**Assigned task**. Do any lines in the data below contain "document"? If so, copy every one of them.
(Data under study begins)
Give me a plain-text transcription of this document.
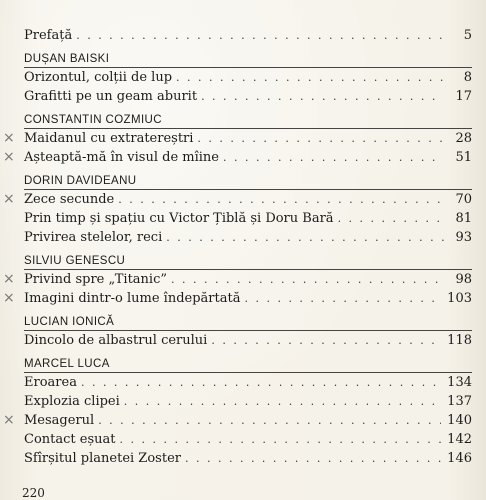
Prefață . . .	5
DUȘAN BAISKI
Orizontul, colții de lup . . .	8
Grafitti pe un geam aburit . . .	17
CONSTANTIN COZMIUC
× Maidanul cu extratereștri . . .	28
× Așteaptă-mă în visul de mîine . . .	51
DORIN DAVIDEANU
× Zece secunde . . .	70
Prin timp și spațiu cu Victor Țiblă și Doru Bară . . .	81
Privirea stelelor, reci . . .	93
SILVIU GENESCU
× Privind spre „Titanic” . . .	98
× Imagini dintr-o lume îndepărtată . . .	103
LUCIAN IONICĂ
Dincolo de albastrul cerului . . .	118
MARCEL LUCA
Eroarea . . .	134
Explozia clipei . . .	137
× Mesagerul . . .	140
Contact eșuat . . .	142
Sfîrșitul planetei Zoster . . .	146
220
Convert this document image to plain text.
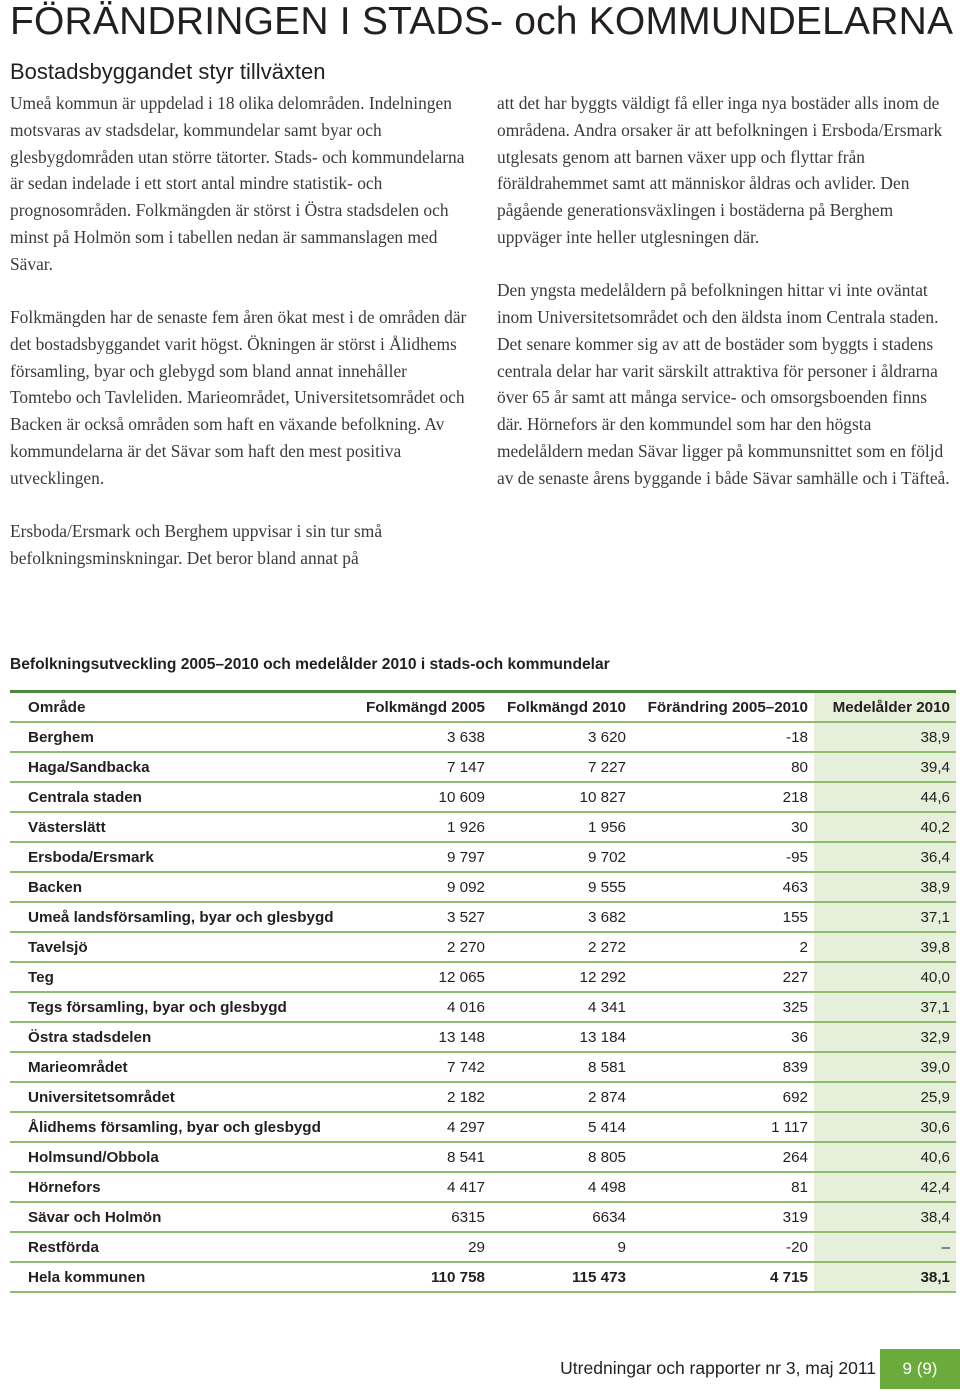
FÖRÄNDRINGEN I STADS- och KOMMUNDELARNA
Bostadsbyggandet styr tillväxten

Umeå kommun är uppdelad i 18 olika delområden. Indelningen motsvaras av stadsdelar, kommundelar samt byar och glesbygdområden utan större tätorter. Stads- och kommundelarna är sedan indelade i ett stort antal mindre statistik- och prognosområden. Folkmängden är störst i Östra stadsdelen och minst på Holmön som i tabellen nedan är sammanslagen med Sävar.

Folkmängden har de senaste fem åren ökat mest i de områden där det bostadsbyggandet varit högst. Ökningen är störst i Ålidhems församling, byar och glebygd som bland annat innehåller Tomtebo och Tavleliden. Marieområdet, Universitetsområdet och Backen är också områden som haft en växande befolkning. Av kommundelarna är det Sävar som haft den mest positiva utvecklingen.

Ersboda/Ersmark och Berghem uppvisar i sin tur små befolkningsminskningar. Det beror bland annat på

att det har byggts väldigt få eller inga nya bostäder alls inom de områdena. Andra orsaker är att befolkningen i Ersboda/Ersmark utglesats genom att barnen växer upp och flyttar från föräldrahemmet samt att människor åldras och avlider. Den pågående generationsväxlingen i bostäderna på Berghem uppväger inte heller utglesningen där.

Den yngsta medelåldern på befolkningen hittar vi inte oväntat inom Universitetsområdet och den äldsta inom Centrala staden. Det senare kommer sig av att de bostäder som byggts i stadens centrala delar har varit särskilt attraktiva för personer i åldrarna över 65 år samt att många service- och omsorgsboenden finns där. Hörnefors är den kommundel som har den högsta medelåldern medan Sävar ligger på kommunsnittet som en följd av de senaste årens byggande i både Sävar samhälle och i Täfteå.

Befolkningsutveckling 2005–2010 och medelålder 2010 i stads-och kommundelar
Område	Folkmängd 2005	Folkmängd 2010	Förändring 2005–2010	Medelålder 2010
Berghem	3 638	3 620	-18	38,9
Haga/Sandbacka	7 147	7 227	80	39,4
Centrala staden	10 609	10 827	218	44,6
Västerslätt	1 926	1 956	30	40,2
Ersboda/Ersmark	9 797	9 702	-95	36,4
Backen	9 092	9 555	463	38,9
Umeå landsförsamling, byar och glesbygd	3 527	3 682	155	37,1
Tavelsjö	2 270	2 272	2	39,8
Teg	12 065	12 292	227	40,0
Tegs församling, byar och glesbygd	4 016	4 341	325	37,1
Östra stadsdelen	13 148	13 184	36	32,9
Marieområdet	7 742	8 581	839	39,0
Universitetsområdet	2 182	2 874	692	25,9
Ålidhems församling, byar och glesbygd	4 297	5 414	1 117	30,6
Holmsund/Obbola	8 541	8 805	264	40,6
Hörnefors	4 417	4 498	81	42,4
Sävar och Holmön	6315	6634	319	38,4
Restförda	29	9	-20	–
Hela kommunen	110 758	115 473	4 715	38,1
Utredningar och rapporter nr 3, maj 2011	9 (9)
(Data under study ends)
**Problem solution**.
Give me a plain-text transcription of this document.
Convert this document image to plain text.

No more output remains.